Stored data entries
____

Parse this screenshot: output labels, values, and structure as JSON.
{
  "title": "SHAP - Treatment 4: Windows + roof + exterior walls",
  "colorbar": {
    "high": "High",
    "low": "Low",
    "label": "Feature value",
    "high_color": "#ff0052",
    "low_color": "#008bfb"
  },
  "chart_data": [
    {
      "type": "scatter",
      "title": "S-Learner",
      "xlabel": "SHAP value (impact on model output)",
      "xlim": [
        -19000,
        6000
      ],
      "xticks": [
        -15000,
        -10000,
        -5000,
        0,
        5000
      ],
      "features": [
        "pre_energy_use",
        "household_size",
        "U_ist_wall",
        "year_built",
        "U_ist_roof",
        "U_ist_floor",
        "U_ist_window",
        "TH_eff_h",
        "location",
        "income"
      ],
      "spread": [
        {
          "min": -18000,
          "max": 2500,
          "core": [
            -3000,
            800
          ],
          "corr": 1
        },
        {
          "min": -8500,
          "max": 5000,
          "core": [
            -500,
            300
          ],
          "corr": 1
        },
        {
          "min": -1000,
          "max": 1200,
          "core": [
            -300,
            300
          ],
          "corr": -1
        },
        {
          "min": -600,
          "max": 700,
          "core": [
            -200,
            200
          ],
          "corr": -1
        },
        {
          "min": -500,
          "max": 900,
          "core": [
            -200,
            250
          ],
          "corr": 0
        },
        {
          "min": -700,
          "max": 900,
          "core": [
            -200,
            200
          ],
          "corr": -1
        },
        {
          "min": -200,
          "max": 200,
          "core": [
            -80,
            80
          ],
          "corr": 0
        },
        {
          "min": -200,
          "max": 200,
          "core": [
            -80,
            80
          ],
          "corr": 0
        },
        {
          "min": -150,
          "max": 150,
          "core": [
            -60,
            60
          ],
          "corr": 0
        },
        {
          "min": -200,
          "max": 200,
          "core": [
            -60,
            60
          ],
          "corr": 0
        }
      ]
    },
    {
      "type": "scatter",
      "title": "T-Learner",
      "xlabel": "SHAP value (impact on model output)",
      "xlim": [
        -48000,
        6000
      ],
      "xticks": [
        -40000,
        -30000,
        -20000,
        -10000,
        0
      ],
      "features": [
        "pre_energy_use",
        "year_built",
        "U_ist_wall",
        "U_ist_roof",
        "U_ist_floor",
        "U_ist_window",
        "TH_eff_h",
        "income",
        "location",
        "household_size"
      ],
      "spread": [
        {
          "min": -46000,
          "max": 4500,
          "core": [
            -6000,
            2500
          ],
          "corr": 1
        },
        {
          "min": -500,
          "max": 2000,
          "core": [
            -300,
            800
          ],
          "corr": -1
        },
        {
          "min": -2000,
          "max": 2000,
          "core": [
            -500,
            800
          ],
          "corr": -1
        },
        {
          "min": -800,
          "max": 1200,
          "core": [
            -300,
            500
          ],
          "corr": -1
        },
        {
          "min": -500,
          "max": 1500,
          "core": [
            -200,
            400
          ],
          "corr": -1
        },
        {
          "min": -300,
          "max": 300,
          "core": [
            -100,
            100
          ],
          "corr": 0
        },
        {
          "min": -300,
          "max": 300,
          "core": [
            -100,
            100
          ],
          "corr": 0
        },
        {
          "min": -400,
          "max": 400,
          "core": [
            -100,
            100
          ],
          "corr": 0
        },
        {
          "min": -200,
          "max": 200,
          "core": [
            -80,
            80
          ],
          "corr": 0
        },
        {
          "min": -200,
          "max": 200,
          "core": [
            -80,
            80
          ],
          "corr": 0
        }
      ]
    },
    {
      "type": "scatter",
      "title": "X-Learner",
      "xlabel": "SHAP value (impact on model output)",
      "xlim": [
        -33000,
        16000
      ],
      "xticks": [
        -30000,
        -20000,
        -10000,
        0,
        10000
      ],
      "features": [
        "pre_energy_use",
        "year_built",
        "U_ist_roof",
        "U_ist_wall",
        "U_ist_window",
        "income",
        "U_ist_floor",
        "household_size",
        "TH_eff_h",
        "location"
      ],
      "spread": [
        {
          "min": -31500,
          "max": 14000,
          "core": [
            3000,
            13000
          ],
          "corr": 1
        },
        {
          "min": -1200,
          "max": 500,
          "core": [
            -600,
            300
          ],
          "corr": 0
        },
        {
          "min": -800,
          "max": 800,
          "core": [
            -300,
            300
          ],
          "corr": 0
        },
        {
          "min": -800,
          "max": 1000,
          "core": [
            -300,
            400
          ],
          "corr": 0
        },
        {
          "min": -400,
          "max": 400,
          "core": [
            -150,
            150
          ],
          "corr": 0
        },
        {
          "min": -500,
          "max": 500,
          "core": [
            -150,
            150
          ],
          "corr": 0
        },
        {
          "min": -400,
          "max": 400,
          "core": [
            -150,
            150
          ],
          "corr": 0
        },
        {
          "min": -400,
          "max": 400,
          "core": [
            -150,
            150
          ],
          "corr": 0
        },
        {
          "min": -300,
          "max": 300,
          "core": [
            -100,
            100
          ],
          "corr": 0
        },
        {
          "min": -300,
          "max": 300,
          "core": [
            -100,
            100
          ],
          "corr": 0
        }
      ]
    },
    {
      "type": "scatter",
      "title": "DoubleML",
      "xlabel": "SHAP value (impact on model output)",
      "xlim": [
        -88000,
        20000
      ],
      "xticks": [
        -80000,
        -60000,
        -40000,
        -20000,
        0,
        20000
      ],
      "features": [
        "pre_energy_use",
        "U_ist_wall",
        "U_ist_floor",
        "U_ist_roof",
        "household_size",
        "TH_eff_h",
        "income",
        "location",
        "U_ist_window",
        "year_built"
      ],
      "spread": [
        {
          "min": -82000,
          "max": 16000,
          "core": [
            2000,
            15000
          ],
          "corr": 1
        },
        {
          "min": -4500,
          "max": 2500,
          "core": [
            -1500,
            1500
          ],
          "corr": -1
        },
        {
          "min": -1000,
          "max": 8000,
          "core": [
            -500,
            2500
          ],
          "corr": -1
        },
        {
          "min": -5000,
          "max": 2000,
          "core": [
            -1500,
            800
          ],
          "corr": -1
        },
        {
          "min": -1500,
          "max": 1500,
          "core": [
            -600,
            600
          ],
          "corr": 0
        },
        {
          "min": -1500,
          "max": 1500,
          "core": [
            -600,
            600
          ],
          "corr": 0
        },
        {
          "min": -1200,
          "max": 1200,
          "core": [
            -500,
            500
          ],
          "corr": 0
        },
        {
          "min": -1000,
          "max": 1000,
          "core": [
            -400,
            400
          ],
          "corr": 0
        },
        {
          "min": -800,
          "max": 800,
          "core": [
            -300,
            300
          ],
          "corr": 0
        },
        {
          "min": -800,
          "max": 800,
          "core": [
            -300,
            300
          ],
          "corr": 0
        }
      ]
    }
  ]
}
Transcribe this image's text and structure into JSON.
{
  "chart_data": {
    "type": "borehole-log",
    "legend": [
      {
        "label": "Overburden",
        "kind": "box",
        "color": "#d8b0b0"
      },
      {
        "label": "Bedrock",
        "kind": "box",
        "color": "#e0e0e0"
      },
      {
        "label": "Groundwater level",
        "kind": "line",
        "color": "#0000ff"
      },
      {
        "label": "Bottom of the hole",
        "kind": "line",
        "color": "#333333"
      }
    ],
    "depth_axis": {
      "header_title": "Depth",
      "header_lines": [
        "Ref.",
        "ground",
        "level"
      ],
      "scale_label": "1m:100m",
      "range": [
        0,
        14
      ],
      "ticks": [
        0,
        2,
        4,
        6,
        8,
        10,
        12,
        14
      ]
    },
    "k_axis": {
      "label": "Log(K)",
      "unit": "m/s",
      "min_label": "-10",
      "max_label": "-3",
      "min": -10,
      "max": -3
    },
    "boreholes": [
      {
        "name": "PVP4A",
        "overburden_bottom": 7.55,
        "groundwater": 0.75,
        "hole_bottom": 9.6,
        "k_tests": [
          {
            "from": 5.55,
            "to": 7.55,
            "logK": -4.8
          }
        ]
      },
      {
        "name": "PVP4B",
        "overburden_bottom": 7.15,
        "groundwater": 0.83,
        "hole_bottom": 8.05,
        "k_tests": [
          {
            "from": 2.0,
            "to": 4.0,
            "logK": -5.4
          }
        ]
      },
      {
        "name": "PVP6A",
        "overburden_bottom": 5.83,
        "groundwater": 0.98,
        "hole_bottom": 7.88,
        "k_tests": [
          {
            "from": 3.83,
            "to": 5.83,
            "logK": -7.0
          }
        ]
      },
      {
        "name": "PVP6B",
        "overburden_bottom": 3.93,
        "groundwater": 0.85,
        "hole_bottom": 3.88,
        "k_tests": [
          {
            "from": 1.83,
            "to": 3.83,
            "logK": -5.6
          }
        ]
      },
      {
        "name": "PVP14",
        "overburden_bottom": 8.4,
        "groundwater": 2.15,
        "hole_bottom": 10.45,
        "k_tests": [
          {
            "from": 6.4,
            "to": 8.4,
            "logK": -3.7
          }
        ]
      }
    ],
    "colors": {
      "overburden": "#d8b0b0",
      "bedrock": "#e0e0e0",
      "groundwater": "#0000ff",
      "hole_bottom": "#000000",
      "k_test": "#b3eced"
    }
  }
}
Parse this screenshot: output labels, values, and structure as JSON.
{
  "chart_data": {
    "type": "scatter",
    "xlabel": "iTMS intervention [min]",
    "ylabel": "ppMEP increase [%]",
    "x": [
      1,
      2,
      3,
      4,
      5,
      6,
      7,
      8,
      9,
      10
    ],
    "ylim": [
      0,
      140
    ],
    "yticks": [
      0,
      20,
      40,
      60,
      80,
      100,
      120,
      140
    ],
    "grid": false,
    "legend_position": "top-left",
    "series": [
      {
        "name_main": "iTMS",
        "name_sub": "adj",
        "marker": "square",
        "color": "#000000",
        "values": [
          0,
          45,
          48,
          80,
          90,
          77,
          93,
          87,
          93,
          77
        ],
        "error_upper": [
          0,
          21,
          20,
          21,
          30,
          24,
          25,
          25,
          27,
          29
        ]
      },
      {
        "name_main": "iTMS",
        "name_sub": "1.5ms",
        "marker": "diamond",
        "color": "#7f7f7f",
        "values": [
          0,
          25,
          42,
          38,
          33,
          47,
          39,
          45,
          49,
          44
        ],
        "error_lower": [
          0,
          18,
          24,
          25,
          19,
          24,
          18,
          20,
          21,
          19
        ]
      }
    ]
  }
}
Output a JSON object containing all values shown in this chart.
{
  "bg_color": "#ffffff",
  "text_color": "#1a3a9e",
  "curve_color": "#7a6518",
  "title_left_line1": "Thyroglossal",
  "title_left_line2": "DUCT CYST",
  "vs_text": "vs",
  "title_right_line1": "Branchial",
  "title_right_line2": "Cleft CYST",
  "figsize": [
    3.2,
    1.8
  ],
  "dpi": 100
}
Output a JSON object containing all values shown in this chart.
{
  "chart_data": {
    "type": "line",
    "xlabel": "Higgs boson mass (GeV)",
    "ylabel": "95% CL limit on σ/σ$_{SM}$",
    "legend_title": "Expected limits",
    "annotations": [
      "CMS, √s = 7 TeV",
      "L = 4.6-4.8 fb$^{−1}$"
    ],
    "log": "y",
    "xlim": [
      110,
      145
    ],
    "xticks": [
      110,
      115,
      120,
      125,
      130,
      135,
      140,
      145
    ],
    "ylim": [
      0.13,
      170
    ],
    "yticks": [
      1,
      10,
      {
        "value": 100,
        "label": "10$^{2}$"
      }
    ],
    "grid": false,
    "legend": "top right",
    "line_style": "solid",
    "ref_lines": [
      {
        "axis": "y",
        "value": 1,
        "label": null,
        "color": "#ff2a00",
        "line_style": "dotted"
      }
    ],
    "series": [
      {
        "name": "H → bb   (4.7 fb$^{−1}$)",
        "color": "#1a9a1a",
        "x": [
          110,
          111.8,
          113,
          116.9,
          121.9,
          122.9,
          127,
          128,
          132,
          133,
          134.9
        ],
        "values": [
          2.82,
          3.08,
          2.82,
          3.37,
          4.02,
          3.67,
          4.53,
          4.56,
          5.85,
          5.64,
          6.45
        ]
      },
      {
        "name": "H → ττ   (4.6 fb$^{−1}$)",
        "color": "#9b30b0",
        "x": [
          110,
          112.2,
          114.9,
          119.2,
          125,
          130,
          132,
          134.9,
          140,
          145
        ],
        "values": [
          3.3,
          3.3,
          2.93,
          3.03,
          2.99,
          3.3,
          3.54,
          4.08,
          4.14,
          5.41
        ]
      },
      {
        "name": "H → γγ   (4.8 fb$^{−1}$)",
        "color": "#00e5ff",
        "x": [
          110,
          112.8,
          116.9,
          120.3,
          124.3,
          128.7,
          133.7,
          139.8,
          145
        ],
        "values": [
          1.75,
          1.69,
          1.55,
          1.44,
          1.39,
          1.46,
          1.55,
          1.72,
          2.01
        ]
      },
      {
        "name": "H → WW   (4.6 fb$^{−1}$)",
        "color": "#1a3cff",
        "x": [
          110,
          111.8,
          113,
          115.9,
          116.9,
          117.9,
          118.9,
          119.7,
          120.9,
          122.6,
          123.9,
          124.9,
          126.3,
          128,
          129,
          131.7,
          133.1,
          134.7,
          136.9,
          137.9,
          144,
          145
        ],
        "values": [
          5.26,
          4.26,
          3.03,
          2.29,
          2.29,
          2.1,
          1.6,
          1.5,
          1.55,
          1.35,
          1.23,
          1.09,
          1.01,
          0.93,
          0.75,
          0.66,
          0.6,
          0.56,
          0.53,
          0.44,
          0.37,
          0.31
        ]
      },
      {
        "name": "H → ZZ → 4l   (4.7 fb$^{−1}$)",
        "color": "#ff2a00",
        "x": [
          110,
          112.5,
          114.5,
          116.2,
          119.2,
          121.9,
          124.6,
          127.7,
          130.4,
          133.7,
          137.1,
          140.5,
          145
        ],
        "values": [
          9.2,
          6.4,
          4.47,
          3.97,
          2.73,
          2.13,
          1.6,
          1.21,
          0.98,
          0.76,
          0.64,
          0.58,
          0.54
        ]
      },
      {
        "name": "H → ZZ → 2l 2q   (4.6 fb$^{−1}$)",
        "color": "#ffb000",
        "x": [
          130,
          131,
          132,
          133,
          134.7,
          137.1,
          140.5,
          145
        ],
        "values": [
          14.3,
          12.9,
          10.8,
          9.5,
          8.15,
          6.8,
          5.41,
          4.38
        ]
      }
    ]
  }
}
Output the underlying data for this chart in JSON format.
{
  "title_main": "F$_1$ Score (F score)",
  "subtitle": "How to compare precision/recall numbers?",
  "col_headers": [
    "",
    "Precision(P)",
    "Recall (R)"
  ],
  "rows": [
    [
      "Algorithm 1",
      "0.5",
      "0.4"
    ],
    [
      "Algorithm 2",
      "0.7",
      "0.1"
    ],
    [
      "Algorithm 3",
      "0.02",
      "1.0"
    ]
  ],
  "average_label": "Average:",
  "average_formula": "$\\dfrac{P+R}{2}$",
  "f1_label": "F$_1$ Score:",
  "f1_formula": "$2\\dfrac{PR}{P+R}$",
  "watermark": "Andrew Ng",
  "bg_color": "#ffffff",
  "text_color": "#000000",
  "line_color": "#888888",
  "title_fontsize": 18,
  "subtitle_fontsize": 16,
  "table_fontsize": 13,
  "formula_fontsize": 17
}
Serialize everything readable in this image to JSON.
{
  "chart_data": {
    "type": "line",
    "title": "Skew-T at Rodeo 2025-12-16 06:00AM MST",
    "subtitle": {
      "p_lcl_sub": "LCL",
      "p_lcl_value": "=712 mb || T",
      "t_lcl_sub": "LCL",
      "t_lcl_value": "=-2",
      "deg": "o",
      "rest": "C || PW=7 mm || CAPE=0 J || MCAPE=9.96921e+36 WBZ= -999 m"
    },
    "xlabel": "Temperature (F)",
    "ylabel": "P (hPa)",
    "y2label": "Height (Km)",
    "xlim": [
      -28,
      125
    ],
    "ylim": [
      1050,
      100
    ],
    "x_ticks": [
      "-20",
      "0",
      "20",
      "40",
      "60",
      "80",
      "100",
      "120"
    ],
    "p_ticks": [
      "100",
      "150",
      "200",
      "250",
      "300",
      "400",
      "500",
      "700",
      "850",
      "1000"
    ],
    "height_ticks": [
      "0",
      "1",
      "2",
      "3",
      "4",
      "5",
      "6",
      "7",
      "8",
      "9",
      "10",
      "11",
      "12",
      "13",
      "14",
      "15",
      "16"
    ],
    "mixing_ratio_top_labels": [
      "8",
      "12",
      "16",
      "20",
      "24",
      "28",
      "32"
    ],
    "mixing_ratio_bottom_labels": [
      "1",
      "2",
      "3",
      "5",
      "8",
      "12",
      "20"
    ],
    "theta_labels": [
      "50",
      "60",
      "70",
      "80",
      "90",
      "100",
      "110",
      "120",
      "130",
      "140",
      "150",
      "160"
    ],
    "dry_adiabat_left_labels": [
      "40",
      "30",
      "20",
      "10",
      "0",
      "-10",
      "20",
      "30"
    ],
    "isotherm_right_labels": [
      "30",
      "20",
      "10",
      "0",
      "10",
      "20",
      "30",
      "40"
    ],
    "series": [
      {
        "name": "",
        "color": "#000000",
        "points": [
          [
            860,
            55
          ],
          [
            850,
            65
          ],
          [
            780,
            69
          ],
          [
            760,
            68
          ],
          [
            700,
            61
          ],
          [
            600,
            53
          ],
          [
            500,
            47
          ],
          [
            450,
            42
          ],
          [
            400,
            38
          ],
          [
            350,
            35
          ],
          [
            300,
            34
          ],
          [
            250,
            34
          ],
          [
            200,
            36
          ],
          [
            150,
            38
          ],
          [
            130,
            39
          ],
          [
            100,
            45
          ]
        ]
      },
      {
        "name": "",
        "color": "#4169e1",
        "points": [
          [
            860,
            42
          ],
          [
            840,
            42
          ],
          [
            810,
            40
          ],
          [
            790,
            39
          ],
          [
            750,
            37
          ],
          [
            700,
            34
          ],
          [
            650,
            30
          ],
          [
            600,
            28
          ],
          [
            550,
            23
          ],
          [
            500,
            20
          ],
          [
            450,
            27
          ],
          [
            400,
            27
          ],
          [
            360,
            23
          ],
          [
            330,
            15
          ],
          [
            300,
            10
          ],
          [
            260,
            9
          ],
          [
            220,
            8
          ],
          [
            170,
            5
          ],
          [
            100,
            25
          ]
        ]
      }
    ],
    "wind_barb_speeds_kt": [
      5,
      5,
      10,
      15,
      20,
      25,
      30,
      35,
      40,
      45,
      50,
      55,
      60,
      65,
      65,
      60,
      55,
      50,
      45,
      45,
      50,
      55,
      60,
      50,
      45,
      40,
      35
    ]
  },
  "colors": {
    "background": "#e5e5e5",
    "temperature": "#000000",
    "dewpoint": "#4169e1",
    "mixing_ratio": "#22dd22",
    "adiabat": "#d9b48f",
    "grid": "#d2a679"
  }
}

____

Exercise brief: Return all lines containing "CYST".

Response to this task:
  "title_left_line2": "DUCT CYST",
  "title_right_line2": "Cleft CYST",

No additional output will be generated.